[Saved data entries]
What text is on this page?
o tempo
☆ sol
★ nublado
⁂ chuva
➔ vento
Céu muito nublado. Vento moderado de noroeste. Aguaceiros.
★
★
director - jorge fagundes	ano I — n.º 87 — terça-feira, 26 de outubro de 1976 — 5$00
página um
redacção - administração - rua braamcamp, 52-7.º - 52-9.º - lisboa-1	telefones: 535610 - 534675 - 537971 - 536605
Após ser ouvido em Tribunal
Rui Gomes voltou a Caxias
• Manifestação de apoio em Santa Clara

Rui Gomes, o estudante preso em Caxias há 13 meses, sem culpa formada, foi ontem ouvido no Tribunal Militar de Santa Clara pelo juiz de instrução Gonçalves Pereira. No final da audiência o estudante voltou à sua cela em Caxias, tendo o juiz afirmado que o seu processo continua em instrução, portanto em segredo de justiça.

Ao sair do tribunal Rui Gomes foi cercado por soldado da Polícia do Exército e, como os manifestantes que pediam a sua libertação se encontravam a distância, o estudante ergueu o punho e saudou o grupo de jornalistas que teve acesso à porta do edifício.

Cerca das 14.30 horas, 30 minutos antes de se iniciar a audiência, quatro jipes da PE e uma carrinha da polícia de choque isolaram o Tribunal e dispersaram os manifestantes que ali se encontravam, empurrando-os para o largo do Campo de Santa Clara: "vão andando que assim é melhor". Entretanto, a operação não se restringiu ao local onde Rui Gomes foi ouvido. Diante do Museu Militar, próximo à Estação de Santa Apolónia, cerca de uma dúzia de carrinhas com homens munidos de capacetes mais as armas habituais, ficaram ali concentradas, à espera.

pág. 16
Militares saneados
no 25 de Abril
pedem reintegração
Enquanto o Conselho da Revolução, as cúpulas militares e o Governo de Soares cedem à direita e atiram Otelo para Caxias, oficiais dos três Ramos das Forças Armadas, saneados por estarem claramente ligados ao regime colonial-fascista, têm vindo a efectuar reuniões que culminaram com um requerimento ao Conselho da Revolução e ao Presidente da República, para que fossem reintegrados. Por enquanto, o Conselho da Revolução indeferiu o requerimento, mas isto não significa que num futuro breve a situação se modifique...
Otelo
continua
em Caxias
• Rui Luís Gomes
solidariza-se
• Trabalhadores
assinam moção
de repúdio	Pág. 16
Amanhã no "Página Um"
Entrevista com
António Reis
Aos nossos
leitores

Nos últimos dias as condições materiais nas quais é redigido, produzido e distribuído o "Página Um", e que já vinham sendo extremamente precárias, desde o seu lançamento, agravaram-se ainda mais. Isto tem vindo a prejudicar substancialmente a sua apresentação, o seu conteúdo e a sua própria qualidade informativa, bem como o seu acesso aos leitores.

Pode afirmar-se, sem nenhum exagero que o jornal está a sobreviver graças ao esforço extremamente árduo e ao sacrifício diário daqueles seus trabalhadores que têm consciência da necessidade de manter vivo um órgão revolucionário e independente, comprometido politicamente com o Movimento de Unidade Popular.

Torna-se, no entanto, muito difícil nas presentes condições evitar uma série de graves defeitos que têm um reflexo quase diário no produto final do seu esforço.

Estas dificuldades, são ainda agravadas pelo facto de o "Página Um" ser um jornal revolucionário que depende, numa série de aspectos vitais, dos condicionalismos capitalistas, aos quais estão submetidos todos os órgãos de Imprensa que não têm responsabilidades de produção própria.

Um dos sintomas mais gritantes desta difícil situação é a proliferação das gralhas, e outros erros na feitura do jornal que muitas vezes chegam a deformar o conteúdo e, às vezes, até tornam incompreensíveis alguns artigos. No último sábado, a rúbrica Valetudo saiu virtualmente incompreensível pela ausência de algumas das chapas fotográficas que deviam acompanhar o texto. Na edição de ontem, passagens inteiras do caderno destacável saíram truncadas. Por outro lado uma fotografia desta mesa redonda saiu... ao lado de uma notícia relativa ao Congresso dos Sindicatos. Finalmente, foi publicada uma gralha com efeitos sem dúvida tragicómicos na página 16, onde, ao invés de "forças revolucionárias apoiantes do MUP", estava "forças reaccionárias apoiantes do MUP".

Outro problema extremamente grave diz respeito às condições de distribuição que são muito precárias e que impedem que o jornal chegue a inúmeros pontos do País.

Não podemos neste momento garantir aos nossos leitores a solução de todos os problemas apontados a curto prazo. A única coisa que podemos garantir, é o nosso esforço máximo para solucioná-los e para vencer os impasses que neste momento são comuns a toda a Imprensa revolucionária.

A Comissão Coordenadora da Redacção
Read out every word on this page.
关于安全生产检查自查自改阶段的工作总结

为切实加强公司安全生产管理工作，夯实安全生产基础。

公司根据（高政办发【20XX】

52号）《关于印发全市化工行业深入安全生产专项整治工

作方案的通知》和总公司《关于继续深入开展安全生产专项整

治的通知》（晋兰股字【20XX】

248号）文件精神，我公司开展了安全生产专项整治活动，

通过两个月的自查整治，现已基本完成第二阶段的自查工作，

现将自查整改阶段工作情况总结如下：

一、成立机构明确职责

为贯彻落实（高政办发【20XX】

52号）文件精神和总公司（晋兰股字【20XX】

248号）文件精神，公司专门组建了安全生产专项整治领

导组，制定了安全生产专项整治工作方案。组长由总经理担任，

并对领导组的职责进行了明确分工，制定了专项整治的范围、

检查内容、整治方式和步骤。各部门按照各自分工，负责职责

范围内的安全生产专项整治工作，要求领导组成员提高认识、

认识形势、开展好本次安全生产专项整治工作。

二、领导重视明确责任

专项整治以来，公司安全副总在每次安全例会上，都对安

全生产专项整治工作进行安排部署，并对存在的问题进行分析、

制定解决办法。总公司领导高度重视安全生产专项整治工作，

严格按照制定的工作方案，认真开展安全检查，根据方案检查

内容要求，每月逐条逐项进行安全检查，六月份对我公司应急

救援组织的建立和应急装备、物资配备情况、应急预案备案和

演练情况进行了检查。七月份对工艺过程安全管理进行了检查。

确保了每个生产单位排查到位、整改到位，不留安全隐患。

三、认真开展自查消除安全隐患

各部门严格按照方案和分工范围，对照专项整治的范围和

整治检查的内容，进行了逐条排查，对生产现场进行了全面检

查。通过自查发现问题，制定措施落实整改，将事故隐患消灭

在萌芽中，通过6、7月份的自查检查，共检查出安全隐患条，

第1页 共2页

= WHAT NEEDS TO BE DONE =
Filter the listing above by the word "nossos"; copy each line that passes.

= OUTPUT OF THE TASK =
Aos nossos
Não podemos neste momento garantir aos nossos leitores a solução de todos os problemas apontados a curto prazo. A única coisa que podemos garantir, é o nosso esforço máximo para solucioná-los e para vencer os impasses que neste momento são comuns a toda a Imprensa revolucionária.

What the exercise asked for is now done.